Go through the material and pull out every line with the string "watermark" in it.
Start of RECORDS
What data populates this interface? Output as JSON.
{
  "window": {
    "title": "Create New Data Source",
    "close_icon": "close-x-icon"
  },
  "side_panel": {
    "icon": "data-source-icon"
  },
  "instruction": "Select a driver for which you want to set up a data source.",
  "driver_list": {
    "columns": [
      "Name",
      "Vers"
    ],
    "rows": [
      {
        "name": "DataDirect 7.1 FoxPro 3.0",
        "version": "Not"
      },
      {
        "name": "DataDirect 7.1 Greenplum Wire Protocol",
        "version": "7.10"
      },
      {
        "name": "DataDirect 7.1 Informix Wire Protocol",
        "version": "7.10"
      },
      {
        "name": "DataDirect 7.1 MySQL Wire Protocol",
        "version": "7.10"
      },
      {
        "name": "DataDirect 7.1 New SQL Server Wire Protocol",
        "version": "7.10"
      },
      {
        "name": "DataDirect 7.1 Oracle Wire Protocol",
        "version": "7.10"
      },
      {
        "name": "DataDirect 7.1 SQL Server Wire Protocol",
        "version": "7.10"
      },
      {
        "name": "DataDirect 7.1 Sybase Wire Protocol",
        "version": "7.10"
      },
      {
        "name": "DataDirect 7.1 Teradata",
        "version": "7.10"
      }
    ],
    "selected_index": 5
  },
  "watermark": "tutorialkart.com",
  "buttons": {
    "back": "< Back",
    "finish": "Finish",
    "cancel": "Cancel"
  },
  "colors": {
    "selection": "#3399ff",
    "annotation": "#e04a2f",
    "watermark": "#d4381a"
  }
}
End of RECORDS
FULL RESPONSE ::
  "watermark": "tutorialkart.com",
    "watermark": "#d4381a"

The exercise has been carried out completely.